Start of Dataset entries
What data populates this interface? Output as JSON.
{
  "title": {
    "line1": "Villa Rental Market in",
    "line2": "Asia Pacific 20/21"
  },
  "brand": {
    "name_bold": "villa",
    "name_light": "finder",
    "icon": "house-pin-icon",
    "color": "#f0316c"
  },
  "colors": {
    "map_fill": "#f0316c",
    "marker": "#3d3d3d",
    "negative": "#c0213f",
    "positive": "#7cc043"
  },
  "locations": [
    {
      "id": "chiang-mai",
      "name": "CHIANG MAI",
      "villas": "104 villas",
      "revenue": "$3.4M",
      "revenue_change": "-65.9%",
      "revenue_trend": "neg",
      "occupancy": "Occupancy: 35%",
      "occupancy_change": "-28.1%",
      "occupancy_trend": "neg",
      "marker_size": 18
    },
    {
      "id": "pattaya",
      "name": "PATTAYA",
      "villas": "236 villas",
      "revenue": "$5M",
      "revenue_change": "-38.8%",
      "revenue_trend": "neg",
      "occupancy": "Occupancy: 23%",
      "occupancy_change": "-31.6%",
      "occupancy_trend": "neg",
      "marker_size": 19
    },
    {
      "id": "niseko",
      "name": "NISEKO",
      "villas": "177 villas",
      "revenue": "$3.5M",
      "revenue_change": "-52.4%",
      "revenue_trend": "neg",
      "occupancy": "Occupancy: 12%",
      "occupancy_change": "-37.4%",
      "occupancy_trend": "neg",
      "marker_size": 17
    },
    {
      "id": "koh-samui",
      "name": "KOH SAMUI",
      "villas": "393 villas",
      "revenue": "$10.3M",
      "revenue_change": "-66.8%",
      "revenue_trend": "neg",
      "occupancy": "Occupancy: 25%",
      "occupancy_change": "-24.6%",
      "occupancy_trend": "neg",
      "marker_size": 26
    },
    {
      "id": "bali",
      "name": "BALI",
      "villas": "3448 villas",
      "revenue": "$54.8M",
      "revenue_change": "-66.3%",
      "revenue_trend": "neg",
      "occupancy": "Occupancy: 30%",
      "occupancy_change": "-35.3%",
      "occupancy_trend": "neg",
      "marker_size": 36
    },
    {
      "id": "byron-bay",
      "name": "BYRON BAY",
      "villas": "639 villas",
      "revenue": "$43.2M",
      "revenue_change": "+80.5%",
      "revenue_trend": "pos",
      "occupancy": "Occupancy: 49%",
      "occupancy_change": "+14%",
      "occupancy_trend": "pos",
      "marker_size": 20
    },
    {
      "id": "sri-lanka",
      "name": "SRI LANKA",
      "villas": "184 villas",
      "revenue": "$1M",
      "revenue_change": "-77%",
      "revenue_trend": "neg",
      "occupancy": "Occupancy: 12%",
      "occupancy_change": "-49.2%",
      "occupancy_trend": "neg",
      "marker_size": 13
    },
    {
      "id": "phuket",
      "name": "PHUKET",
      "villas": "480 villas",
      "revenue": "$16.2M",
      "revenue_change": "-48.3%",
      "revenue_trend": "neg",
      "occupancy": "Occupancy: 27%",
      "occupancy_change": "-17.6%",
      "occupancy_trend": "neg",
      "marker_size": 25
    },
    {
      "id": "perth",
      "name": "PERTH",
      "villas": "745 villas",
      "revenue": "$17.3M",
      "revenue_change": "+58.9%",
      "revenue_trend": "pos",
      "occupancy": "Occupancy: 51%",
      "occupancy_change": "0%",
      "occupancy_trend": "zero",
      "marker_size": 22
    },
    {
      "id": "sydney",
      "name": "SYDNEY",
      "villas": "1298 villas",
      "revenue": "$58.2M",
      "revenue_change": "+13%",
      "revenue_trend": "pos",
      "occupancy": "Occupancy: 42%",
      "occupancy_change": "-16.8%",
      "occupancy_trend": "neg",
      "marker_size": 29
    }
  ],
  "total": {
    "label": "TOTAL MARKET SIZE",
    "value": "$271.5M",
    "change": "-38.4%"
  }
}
End of Dataset entries
▶ Goal:
Please reproduce each record precisely as written.

▶ The output:
What data populates this interface? Output as JSON.
{
  "title": {
    "line1": "Villa Rental Market in",
    "line2": "Asia Pacific 20/21"
  },
  "brand": {
    "name_bold": "villa",
    "name_light": "finder",
    "icon": "house-pin-icon",
    "color": "#f0316c"
  },
  "colors": {
    "map_fill": "#f0316c",
    "marker": "#3d3d3d",
    "negative": "#c0213f",
    "positive": "#7cc043"
  },
  "locations": [
    {
      "id": "chiang-mai",
      "name": "CHIANG MAI",
      "villas": "104 villas",
      "revenue": "$3.4M",
      "revenue_change": "-65.9%",
      "revenue_trend": "neg",
      "occupancy": "Occupancy: 35%",
      "occupancy_change": "-28.1%",
      "occupancy_trend": "neg",
      "marker_size": 18
    },
    {
      "id": "pattaya",
      "name": "PATTAYA",
      "villas": "236 villas",
      "revenue": "$5M",
      "revenue_change": "-38.8%",
      "revenue_trend": "neg",
      "occupancy": "Occupancy: 23%",
      "occupancy_change": "-31.6%",
      "occupancy_trend": "neg",
      "marker_size": 19
    },
    {
      "id": "niseko",
      "name": "NISEKO",
      "villas": "177 villas",
      "revenue": "$3.5M",
      "revenue_change": "-52.4%",
      "revenue_trend": "neg",
      "occupancy": "Occupancy: 12%",
      "occupancy_change": "-37.4%",
      "occupancy_trend": "neg",
      "marker_size": 17
    },
    {
      "id": "koh-samui",
      "name": "KOH SAMUI",
      "villas": "393 villas",
      "revenue": "$10.3M",
      "revenue_change": "-66.8%",
      "revenue_trend": "neg",
      "occupancy": "Occupancy: 25%",
      "occupancy_change": "-24.6%",
      "occupancy_trend": "neg",
      "marker_size": 26
    },
    {
      "id": "bali",
      "name": "BALI",
      "villas": "3448 villas",
      "revenue": "$54.8M",
      "revenue_change": "-66.3%",
      "revenue_trend": "neg",
      "occupancy": "Occupancy: 30%",
      "occupancy_change": "-35.3%",
      "occupancy_trend": "neg",
      "marker_size": 36
    },
    {
      "id": "byron-bay",
      "name": "BYRON BAY",
      "villas": "639 villas",
      "revenue": "$43.2M",
      "revenue_change": "+80.5%",
      "revenue_trend": "pos",
      "occupancy": "Occupancy: 49%",
      "occupancy_change": "+14%",
      "occupancy_trend": "pos",
      "marker_size": 20
    },
    {
      "id": "sri-lanka",
      "name": "SRI LANKA",
      "villas": "184 villas",
      "revenue": "$1M",
      "revenue_change": "-77%",
      "revenue_trend": "neg",
      "occupancy": "Occupancy: 12%",
      "occupancy_change": "-49.2%",
      "occupancy_trend": "neg",
      "marker_size": 13
    },
    {
      "id": "phuket",
      "name": "PHUKET",
      "villas": "480 villas",
      "revenue": "$16.2M",
      "revenue_change": "-48.3%",
      "revenue_trend": "neg",
      "occupancy": "Occupancy: 27%",
      "occupancy_change": "-17.6%",
      "occupancy_trend": "neg",
      "marker_size": 25
    },
    {
      "id": "perth",
      "name": "PERTH",
      "villas": "745 villas",
      "revenue": "$17.3M",
      "revenue_change": "+58.9%",
      "revenue_trend": "pos",
      "occupancy": "Occupancy: 51%",
      "occupancy_change": "0%",
      "occupancy_trend": "zero",
      "marker_size": 22
    },
    {
      "id": "sydney",
      "name": "SYDNEY",
      "villas": "1298 villas",
      "revenue": "$58.2M",
      "revenue_change": "+13%",
      "revenue_trend": "pos",
      "occupancy": "Occupancy: 42%",
      "occupancy_change": "-16.8%",
      "occupancy_trend": "neg",
      "marker_size": 29
    }
  ],
  "total": {
    "label": "TOTAL MARKET SIZE",
    "value": "$271.5M",
    "change": "-38.4%"
  }
}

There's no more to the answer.